Stored items:
— Begin —

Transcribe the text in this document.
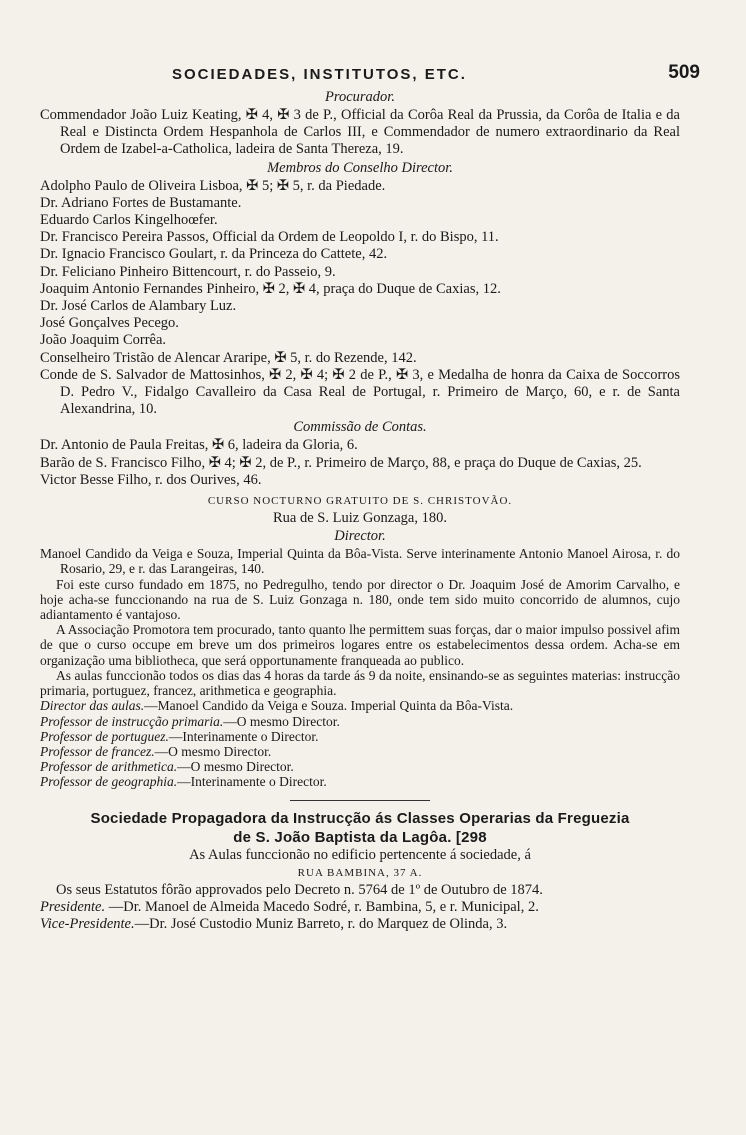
SOCIEDADES, INSTITUTOS, ETC.	509
Procurador.

Commendador João Luiz Keating, ✠ 4, ✠ 3 de P., Official da Corôa Real da Prussia, da Corôa de Italia e da Real e Distincta Ordem Hespanhola de Carlos III, e Commendador de numero extraordinario da Real Ordem de Izabel-a-Catholica, ladeira de Santa Thereza, 19.

Membros do Conselho Director.

Adolpho Paulo de Oliveira Lisboa, ✠ 5; ✠ 5, r. da Piedade.

Dr. Adriano Fortes de Bustamante.

Eduardo Carlos Kingelhoœfer.

Dr. Francisco Pereira Passos, Official da Ordem de Leopoldo I, r. do Bispo, 11.

Dr. Ignacio Francisco Goulart, r. da Princeza do Cattete, 42.

Dr. Feliciano Pinheiro Bittencourt, r. do Passeio, 9.

Joaquim Antonio Fernandes Pinheiro, ✠ 2, ✠ 4, praça do Duque de Caxias, 12.

Dr. José Carlos de Alambary Luz.

José Gonçalves Pecego.

João Joaquim Corrêa.

Conselheiro Tristão de Alencar Araripe, ✠ 5, r. do Rezende, 142.

Conde de S. Salvador de Mattosinhos, ✠ 2, ✠ 4; ✠ 2 de P., ✠ 3, e Medalha de honra da Caixa de Soccorros D. Pedro V., Fidalgo Cavalleiro da Casa Real de Portugal, r. Primeiro de Março, 60, e r. de Santa Alexandrina, 10.

Commissão de Contas.

Dr. Antonio de Paula Freitas, ✠ 6, ladeira da Gloria, 6.

Barão de S. Francisco Filho, ✠ 4; ✠ 2, de P., r. Primeiro de Março, 88, e praça do Duque de Caxias, 25.

Victor Besse Filho, r. dos Ourives, 46.

CURSO NOCTURNO GRATUITO DE S. CHRISTOVÃO.

Rua de S. Luiz Gonzaga, 180.

Director.

Manoel Candido da Veiga e Souza, Imperial Quinta da Bôa-Vista. Serve interinamente Antonio Manoel Airosa, r. do Rosario, 29, e r. das Larangeiras, 140.

Foi este curso fundado em 1875, no Pedregulho, tendo por director o Dr. Joaquim José de Amorim Carvalho, e hoje acha-se funccionando na rua de S. Luiz Gonzaga n. 180, onde tem sido muito concorrido de alumnos, cujo adiantamento é vantajoso.

A Associação Promotora tem procurado, tanto quanto lhe permittem suas forças, dar o maior impulso possivel afim de que o curso occupe em breve um dos primeiros logares entre os estabelecimentos dessa ordem. Acha-se em organização uma bibliotheca, que será opportunamente franqueada ao publico.

As aulas funccionão todos os dias das 4 horas da tarde ás 9 da noite, ensinando-se as seguintes materias: instrucção primaria, portuguez, francez, arithmetica e geographia.

Director das aulas.—Manoel Candido da Veiga e Souza. Imperial Quinta da Bôa-Vista.

Professor de instrucção primaria.—O mesmo Director.

Professor de portuguez.—Interinamente o Director.

Professor de francez.—O mesmo Director.

Professor de arithmetica.—O mesmo Director.

Professor de geographia.—Interinamente o Director.

Sociedade Propagadora da Instrucção ás Classes Operarias da Freguezia
de S. João Baptista da Lagôa. [298

As Aulas funccionão no edificio pertencente á sociedade, á

RUA BAMBINA, 37 A.

Os seus Estatutos fôrão approvados pelo Decreto n. 5764 de 1º de Outubro de 1874.

Presidente. —Dr. Manoel de Almeida Macedo Sodré, r. Bambina, 5, e r. Municipal, 2.

Vice-Presidente.—Dr. José Custodio Muniz Barreto, r. do Marquez de Olinda, 3.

— End —

- TASK DESCRIPTION -
Pictures in the records above are left out; print everything else exactly as written.

- FULL ANSWER -
Transcribe the text in this document.
SOCIEDADES, INSTITUTOS, ETC.	509
Procurador.

Commendador João Luiz Keating, ✠ 4, ✠ 3 de P., Official da Corôa Real da Prussia, da Corôa de Italia e da Real e Distincta Ordem Hespanhola de Carlos III, e Commendador de numero extraordinario da Real Ordem de Izabel-a-Catholica, ladeira de Santa Thereza, 19.

Membros do Conselho Director.

Adolpho Paulo de Oliveira Lisboa, ✠ 5; ✠ 5, r. da Piedade.

Dr. Adriano Fortes de Bustamante.

Eduardo Carlos Kingelhoœfer.

Dr. Francisco Pereira Passos, Official da Ordem de Leopoldo I, r. do Bispo, 11.

Dr. Ignacio Francisco Goulart, r. da Princeza do Cattete, 42.

Dr. Feliciano Pinheiro Bittencourt, r. do Passeio, 9.

Joaquim Antonio Fernandes Pinheiro, ✠ 2, ✠ 4, praça do Duque de Caxias, 12.

Dr. José Carlos de Alambary Luz.

José Gonçalves Pecego.

João Joaquim Corrêa.

Conselheiro Tristão de Alencar Araripe, ✠ 5, r. do Rezende, 142.

Conde de S. Salvador de Mattosinhos, ✠ 2, ✠ 4; ✠ 2 de P., ✠ 3, e Medalha de honra da Caixa de Soccorros D. Pedro V., Fidalgo Cavalleiro da Casa Real de Portugal, r. Primeiro de Março, 60, e r. de Santa Alexandrina, 10.

Commissão de Contas.

Dr. Antonio de Paula Freitas, ✠ 6, ladeira da Gloria, 6.

Barão de S. Francisco Filho, ✠ 4; ✠ 2, de P., r. Primeiro de Março, 88, e praça do Duque de Caxias, 25.

Victor Besse Filho, r. dos Ourives, 46.

CURSO NOCTURNO GRATUITO DE S. CHRISTOVÃO.

Rua de S. Luiz Gonzaga, 180.

Director.

Manoel Candido da Veiga e Souza, Imperial Quinta da Bôa-Vista. Serve interinamente Antonio Manoel Airosa, r. do Rosario, 29, e r. das Larangeiras, 140.

Foi este curso fundado em 1875, no Pedregulho, tendo por director o Dr. Joaquim José de Amorim Carvalho, e hoje acha-se funccionando na rua de S. Luiz Gonzaga n. 180, onde tem sido muito concorrido de alumnos, cujo adiantamento é vantajoso.

A Associação Promotora tem procurado, tanto quanto lhe permittem suas forças, dar o maior impulso possivel afim de que o curso occupe em breve um dos primeiros logares entre os estabelecimentos dessa ordem. Acha-se em organização uma bibliotheca, que será opportunamente franqueada ao publico.

As aulas funccionão todos os dias das 4 horas da tarde ás 9 da noite, ensinando-se as seguintes materias: instrucção primaria, portuguez, francez, arithmetica e geographia.

Director das aulas.—Manoel Candido da Veiga e Souza. Imperial Quinta da Bôa-Vista.

Professor de instrucção primaria.—O mesmo Director.

Professor de portuguez.—Interinamente o Director.

Professor de francez.—O mesmo Director.

Professor de arithmetica.—O mesmo Director.

Professor de geographia.—Interinamente o Director.

Sociedade Propagadora da Instrucção ás Classes Operarias da Freguezia
de S. João Baptista da Lagôa. [298

As Aulas funccionão no edificio pertencente á sociedade, á

RUA BAMBINA, 37 A.

Os seus Estatutos fôrão approvados pelo Decreto n. 5764 de 1º de Outubro de 1874.

Presidente. —Dr. Manoel de Almeida Macedo Sodré, r. Bambina, 5, e r. Municipal, 2.

Vice-Presidente.—Dr. José Custodio Muniz Barreto, r. do Marquez de Olinda, 3.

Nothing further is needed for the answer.